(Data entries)
- - -

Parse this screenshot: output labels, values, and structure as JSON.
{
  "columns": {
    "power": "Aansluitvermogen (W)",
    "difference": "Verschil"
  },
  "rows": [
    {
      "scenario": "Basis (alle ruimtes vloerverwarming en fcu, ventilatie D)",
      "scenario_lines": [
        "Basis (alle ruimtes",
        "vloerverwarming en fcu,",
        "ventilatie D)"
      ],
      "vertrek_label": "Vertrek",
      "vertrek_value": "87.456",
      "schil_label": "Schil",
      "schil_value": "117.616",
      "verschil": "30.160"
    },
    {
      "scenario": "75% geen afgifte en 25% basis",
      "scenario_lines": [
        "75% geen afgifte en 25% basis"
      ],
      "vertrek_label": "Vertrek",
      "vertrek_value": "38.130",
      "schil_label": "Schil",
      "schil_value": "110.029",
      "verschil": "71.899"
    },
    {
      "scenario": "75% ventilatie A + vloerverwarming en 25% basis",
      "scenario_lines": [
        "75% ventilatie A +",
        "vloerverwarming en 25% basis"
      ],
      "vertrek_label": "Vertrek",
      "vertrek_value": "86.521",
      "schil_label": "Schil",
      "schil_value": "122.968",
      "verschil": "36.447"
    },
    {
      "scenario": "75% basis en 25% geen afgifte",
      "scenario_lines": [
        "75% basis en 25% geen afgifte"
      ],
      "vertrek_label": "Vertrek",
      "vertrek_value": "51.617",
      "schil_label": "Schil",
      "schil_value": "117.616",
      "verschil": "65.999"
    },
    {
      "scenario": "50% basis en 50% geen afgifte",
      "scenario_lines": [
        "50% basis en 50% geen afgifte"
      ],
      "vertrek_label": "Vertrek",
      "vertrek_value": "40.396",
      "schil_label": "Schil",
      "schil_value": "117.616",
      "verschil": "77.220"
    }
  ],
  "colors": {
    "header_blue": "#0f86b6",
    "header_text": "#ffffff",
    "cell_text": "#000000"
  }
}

- - -

#### Required task
Repeat the entries exactly, all of them.

#### Output of the task
Parse this screenshot: output labels, values, and structure as JSON.
{
  "columns": {
    "power": "Aansluitvermogen (W)",
    "difference": "Verschil"
  },
  "rows": [
    {
      "scenario": "Basis (alle ruimtes vloerverwarming en fcu, ventilatie D)",
      "scenario_lines": [
        "Basis (alle ruimtes",
        "vloerverwarming en fcu,",
        "ventilatie D)"
      ],
      "vertrek_label": "Vertrek",
      "vertrek_value": "87.456",
      "schil_label": "Schil",
      "schil_value": "117.616",
      "verschil": "30.160"
    },
    {
      "scenario": "75% geen afgifte en 25% basis",
      "scenario_lines": [
        "75% geen afgifte en 25% basis"
      ],
      "vertrek_label": "Vertrek",
      "vertrek_value": "38.130",
      "schil_label": "Schil",
      "schil_value": "110.029",
      "verschil": "71.899"
    },
    {
      "scenario": "75% ventilatie A + vloerverwarming en 25% basis",
      "scenario_lines": [
        "75% ventilatie A +",
        "vloerverwarming en 25% basis"
      ],
      "vertrek_label": "Vertrek",
      "vertrek_value": "86.521",
      "schil_label": "Schil",
      "schil_value": "122.968",
      "verschil": "36.447"
    },
    {
      "scenario": "75% basis en 25% geen afgifte",
      "scenario_lines": [
        "75% basis en 25% geen afgifte"
      ],
      "vertrek_label": "Vertrek",
      "vertrek_value": "51.617",
      "schil_label": "Schil",
      "schil_value": "117.616",
      "verschil": "65.999"
    },
    {
      "scenario": "50% basis en 50% geen afgifte",
      "scenario_lines": [
        "50% basis en 50% geen afgifte"
      ],
      "vertrek_label": "Vertrek",
      "vertrek_value": "40.396",
      "schil_label": "Schil",
      "schil_value": "117.616",
      "verschil": "77.220"
    }
  ],
  "colors": {
    "header_blue": "#0f86b6",
    "header_text": "#ffffff",
    "cell_text": "#000000"
  }
}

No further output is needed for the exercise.